## Start

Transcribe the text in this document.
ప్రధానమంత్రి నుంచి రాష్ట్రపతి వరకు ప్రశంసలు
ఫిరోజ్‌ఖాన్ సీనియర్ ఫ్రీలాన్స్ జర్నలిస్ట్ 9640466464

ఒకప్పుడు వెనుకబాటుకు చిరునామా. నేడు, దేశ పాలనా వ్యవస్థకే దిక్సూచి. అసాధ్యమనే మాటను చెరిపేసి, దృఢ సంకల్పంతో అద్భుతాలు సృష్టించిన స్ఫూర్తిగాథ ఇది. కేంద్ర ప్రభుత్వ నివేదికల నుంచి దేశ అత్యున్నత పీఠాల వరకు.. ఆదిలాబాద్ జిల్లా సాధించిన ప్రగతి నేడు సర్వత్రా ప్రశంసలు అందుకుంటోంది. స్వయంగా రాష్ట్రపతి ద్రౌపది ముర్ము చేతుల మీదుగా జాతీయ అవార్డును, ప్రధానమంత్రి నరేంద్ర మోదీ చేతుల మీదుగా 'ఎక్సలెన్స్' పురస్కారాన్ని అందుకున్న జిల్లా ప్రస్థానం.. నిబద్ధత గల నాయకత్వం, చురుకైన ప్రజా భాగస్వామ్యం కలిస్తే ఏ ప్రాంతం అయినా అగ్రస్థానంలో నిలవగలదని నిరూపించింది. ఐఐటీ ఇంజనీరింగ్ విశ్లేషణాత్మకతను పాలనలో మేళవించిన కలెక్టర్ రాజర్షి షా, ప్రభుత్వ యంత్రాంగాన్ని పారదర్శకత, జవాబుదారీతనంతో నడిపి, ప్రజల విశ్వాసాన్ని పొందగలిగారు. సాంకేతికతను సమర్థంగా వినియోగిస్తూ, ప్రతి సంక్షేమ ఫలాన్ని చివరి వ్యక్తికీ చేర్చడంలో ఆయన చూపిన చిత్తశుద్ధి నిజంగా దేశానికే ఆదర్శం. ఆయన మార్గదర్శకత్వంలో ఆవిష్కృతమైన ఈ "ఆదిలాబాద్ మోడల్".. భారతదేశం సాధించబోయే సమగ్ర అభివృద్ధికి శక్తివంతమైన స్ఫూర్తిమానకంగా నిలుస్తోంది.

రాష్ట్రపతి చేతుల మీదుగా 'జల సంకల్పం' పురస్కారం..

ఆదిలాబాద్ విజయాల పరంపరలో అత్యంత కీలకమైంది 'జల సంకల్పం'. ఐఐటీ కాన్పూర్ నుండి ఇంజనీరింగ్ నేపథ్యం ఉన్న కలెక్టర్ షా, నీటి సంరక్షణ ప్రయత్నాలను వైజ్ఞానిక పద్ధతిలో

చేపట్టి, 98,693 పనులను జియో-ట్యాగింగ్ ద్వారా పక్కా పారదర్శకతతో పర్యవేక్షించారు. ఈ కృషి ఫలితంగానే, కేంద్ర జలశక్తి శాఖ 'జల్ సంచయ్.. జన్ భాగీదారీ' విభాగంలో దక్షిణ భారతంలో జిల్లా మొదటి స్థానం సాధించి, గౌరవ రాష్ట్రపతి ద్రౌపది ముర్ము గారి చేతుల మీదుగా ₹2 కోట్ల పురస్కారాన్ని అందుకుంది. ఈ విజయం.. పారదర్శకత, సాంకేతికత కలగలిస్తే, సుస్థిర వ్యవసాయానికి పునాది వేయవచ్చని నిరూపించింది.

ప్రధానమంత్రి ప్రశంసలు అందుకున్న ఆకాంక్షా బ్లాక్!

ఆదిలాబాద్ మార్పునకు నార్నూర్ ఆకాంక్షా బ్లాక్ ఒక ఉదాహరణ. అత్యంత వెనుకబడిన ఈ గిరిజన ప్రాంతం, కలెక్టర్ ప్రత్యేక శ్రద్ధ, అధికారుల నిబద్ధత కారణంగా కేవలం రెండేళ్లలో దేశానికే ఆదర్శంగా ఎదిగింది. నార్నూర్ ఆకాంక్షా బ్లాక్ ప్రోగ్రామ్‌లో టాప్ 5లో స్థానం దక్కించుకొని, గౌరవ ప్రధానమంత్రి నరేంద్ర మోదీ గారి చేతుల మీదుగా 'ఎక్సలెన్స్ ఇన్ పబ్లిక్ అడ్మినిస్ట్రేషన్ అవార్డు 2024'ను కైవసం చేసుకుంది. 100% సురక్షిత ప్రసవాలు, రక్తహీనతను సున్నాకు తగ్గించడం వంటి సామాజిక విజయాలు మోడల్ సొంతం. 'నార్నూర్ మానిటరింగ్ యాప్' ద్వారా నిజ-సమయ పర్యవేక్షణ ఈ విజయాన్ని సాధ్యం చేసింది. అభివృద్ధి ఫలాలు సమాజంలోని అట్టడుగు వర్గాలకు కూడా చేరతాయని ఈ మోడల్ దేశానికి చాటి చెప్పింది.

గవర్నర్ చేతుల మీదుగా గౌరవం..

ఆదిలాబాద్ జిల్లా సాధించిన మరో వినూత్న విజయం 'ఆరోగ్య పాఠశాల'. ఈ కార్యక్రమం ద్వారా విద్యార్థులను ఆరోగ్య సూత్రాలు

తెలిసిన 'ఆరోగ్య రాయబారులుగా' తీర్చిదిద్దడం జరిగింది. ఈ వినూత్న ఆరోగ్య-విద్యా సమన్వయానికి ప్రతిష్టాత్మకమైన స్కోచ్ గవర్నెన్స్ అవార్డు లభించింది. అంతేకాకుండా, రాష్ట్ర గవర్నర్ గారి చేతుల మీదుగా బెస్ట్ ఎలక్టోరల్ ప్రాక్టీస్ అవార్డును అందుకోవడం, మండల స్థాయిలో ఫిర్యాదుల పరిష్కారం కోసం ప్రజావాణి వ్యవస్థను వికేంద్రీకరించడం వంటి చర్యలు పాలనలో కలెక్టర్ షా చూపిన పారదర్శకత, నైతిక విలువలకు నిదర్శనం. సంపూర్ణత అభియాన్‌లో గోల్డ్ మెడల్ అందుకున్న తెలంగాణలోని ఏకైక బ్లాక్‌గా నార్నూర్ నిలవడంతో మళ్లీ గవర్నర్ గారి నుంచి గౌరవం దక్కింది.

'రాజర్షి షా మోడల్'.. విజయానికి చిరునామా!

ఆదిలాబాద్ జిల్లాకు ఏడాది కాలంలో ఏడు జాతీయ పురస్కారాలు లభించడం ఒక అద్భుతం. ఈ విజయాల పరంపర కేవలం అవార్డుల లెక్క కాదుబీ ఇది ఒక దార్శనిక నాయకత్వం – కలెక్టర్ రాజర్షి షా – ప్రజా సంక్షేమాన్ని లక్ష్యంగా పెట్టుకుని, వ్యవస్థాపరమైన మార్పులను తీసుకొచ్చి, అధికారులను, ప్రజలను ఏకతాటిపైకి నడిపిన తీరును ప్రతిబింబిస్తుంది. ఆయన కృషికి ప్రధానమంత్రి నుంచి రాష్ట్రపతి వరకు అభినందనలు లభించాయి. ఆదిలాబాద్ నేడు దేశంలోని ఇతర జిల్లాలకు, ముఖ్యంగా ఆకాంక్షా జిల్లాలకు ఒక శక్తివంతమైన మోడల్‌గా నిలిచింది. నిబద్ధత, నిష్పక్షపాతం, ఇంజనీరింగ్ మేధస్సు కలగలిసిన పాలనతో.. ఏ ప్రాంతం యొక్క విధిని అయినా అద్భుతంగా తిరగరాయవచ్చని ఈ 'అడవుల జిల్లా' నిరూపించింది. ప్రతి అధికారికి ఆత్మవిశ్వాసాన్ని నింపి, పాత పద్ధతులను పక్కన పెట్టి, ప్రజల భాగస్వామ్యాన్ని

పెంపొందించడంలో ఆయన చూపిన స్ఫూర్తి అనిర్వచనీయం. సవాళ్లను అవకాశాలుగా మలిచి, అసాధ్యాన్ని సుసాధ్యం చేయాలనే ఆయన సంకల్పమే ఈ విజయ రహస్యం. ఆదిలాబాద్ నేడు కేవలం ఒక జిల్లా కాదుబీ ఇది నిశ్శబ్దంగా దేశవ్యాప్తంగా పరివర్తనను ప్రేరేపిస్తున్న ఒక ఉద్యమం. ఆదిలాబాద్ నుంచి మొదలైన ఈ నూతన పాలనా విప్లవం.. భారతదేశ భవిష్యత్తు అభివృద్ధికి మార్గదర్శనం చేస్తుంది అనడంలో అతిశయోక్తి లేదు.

## End

Determine the number of lines in the listing that hold the word "కలగల", and supply that number and nothing further.

» **ANSWER IN FULL**: 2